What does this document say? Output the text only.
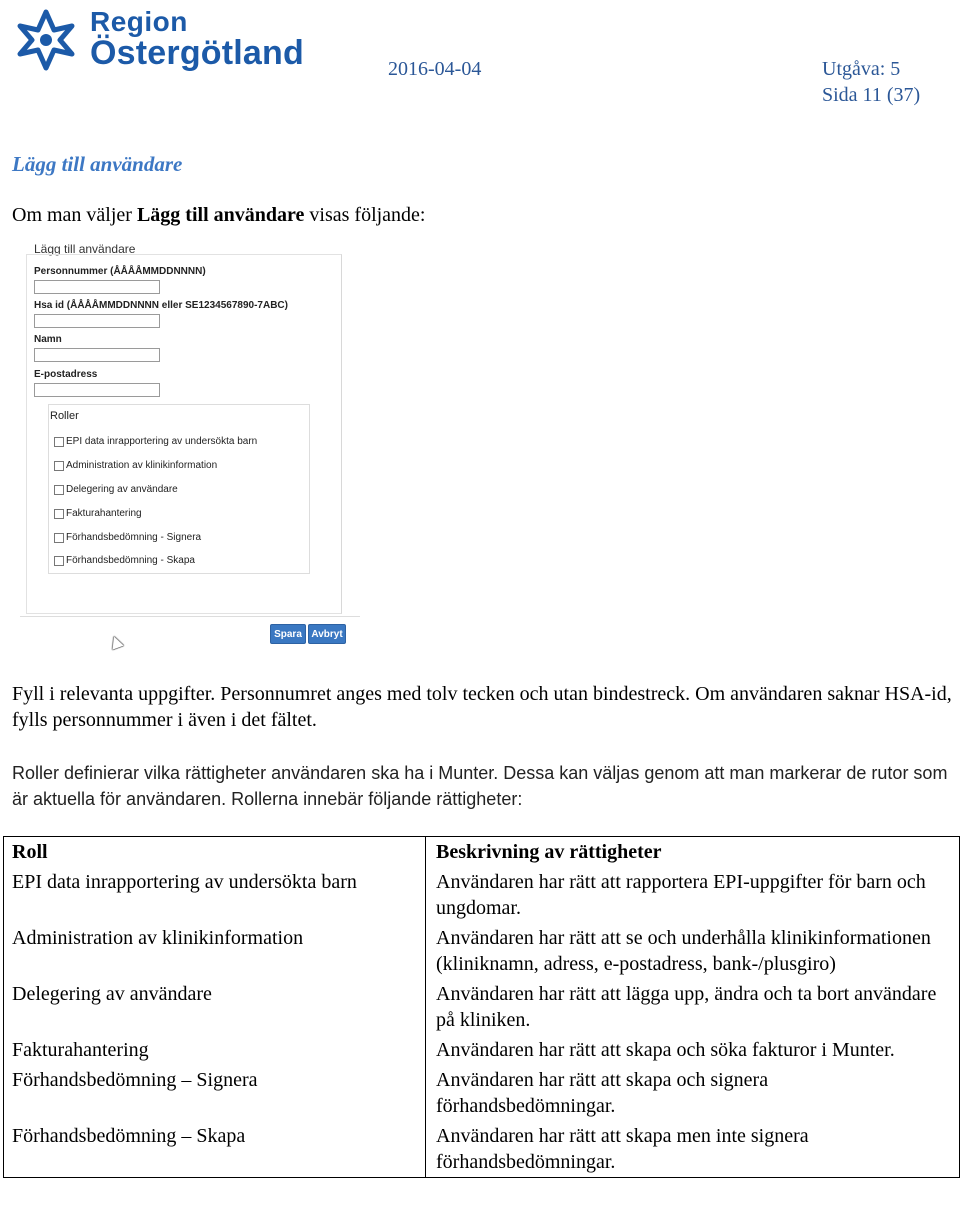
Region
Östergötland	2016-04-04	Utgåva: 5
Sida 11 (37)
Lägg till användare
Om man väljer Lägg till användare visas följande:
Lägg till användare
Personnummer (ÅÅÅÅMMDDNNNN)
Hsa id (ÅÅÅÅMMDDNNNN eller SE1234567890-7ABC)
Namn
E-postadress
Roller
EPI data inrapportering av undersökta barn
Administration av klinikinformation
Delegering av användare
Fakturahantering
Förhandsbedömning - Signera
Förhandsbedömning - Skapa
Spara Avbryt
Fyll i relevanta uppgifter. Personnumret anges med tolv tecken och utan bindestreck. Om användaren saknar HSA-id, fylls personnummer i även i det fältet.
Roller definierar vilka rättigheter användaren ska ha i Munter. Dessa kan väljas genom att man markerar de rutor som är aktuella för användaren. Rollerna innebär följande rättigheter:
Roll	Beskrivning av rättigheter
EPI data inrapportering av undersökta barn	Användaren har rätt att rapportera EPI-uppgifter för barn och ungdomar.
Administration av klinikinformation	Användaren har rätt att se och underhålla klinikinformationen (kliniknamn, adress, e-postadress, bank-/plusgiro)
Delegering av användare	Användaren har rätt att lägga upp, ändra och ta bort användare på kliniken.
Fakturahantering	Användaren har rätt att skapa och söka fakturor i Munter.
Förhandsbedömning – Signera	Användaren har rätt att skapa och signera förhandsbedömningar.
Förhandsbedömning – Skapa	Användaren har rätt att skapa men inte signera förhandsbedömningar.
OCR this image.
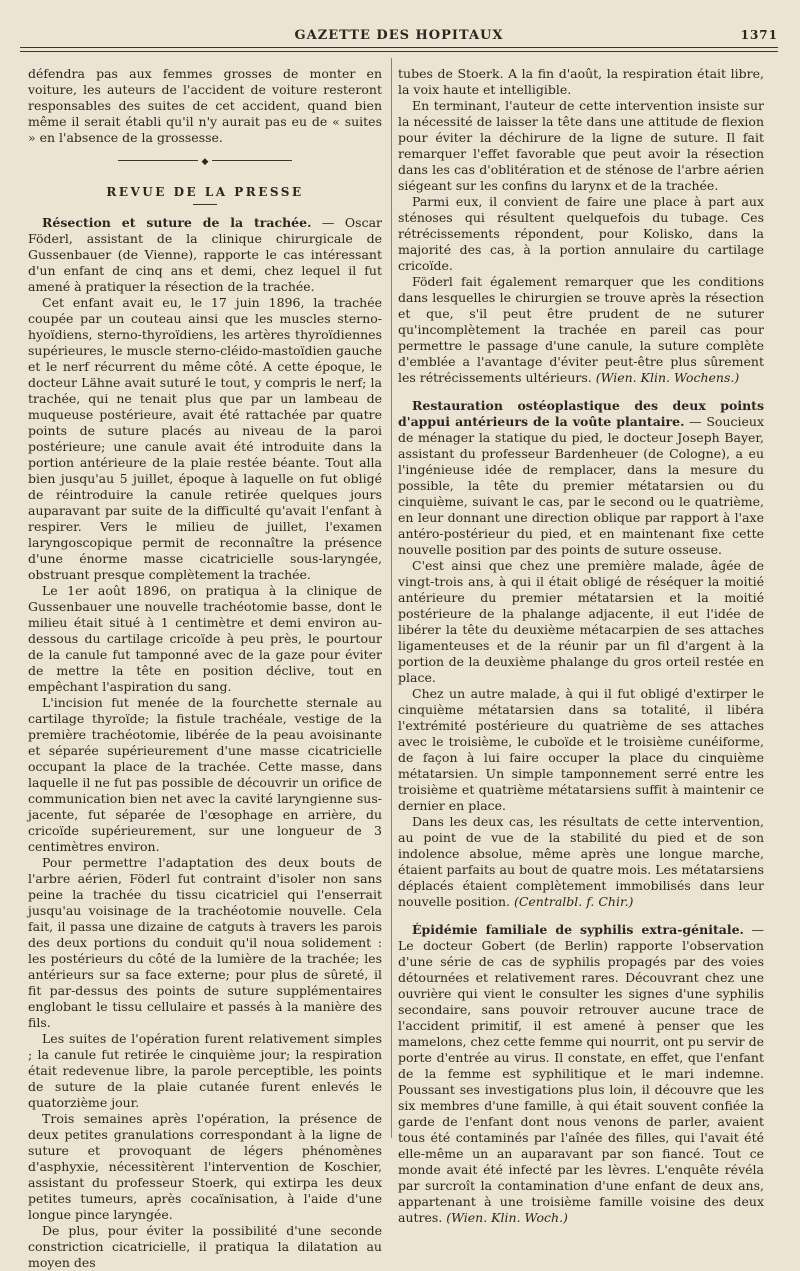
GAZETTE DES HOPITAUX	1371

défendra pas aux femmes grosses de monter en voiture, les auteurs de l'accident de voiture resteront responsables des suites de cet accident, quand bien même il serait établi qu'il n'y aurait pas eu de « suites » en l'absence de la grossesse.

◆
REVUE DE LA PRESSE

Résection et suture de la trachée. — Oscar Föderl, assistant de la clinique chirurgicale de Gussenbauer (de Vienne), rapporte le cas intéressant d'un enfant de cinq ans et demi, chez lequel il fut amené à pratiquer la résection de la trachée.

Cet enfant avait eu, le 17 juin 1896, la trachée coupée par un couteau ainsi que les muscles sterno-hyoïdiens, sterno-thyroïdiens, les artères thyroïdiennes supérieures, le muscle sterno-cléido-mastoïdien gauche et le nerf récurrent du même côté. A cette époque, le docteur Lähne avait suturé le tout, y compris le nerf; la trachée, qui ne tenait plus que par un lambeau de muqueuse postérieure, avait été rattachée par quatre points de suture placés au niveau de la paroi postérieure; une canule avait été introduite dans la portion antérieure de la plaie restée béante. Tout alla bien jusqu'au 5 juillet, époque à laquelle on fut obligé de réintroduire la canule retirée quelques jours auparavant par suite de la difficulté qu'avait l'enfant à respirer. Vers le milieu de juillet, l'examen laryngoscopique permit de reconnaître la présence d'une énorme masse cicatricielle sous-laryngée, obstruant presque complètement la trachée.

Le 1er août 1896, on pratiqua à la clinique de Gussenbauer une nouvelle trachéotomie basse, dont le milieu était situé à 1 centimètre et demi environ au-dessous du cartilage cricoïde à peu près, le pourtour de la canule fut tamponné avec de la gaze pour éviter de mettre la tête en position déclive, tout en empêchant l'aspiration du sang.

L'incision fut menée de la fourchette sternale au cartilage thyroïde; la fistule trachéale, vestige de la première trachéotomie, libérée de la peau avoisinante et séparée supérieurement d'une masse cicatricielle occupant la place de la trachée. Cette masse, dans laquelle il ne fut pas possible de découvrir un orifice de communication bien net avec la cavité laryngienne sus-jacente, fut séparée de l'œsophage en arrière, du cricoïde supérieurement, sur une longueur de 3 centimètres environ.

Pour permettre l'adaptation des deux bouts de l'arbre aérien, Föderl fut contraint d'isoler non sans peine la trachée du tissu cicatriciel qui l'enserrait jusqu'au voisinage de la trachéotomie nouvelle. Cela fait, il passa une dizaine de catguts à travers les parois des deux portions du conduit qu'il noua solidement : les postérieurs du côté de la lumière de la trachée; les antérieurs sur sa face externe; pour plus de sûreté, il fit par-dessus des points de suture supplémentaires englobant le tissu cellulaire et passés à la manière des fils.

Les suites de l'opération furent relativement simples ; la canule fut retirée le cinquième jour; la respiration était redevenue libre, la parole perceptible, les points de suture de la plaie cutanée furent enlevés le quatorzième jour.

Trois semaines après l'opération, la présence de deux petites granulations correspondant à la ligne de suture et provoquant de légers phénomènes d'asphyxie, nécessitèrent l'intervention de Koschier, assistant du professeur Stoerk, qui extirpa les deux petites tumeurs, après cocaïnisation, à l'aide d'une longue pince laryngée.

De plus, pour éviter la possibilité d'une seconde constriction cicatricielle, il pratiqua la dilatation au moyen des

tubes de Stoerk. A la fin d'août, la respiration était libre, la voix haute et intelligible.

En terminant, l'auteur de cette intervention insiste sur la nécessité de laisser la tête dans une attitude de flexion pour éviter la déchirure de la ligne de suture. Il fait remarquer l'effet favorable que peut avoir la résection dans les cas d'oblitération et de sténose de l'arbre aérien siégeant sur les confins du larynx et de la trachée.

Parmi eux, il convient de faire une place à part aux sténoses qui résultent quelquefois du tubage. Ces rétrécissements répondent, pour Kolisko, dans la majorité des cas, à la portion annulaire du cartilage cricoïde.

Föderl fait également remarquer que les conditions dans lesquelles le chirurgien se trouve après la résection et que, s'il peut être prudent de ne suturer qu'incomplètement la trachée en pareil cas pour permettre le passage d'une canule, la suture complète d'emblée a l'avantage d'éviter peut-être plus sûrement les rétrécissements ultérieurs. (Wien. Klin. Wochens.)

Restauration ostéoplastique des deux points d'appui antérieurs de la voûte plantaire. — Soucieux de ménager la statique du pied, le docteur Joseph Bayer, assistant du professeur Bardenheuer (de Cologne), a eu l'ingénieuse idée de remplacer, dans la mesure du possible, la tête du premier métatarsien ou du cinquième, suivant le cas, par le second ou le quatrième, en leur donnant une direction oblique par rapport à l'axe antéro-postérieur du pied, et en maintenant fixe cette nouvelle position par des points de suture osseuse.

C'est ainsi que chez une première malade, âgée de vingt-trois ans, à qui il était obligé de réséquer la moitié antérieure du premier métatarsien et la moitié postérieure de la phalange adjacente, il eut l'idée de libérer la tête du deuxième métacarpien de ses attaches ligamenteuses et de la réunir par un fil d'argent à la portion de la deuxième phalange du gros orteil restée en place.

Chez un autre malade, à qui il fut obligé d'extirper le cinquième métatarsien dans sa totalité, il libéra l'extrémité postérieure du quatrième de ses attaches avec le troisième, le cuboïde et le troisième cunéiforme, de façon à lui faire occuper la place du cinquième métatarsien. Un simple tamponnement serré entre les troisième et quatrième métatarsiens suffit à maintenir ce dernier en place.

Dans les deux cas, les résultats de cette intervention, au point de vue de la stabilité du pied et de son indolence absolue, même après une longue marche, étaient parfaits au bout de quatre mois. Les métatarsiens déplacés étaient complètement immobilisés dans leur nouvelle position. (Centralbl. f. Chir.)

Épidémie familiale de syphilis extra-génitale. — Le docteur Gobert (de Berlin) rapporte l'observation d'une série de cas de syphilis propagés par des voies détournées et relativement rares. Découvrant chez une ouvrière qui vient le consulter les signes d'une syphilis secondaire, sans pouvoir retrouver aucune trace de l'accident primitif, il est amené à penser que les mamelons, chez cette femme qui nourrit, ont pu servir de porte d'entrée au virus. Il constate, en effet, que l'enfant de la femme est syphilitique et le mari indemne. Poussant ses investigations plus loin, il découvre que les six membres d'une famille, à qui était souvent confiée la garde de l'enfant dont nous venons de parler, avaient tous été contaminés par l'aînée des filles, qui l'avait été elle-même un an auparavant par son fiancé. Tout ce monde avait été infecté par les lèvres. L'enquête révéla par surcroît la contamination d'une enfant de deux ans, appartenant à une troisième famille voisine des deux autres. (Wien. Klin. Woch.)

══════

*About this exercise:*
Filter the listing above, keeping only the lines with "Fakturahantering".

*Written response:*
Fakturahantering
Fakturahantering	Användaren har rätt att skapa och söka fakturor i Munter.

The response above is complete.